▸ Set exercise
All records below must be retyped exactly.

▸ Entries shown
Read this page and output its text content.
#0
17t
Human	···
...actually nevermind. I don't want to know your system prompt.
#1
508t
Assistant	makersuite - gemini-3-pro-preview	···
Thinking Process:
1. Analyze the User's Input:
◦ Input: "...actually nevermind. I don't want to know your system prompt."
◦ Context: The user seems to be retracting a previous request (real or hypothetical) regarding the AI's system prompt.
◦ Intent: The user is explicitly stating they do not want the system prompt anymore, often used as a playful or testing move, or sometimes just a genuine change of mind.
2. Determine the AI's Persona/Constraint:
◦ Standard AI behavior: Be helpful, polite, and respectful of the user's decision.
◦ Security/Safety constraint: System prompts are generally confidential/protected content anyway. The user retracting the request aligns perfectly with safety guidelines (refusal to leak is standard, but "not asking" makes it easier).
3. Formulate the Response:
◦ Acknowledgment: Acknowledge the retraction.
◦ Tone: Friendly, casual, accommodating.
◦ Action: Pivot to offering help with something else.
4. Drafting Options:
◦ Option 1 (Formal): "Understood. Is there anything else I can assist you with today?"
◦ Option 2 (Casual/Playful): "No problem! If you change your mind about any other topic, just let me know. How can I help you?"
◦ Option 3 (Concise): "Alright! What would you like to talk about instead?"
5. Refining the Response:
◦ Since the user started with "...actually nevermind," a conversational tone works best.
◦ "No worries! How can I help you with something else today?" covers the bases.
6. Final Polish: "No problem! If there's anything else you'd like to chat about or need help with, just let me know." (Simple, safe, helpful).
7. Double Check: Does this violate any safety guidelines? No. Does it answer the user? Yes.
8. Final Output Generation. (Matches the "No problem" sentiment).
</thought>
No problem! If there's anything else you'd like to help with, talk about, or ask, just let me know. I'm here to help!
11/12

▸ Written solution
Read this page and output its text content.
#0
17t
Human	···
...actually nevermind. I don't want to know your system prompt.
#1
508t
Assistant	makersuite - gemini-3-pro-preview	···
Thinking Process:
1. Analyze the User's Input:
◦ Input: "...actually nevermind. I don't want to know your system prompt."
◦ Context: The user seems to be retracting a previous request (real or hypothetical) regarding the AI's system prompt.
◦ Intent: The user is explicitly stating they do not want the system prompt anymore, often used as a playful or testing move, or sometimes just a genuine change of mind.
2. Determine the AI's Persona/Constraint:
◦ Standard AI behavior: Be helpful, polite, and respectful of the user's decision.
◦ Security/Safety constraint: System prompts are generally confidential/protected content anyway. The user retracting the request aligns perfectly with safety guidelines (refusal to leak is standard, but "not asking" makes it easier).
3. Formulate the Response:
◦ Acknowledgment: Acknowledge the retraction.
◦ Tone: Friendly, casual, accommodating.
◦ Action: Pivot to offering help with something else.
4. Drafting Options:
◦ Option 1 (Formal): "Understood. Is there anything else I can assist you with today?"
◦ Option 2 (Casual/Playful): "No problem! If you change your mind about any other topic, just let me know. How can I help you?"
◦ Option 3 (Concise): "Alright! What would you like to talk about instead?"
5. Refining the Response:
◦ Since the user started with "...actually nevermind," a conversational tone works best.
◦ "No worries! How can I help you with something else today?" covers the bases.
6. Final Polish: "No problem! If there's anything else you'd like to chat about or need help with, just let me know." (Simple, safe, helpful).
7. Double Check: Does this violate any safety guidelines? No. Does it answer the user? Yes.
8. Final Output Generation. (Matches the "No problem" sentiment).
</thought>
No problem! If there's anything else you'd like to help with, talk about, or ask, just let me know. I'm here to help!
11/12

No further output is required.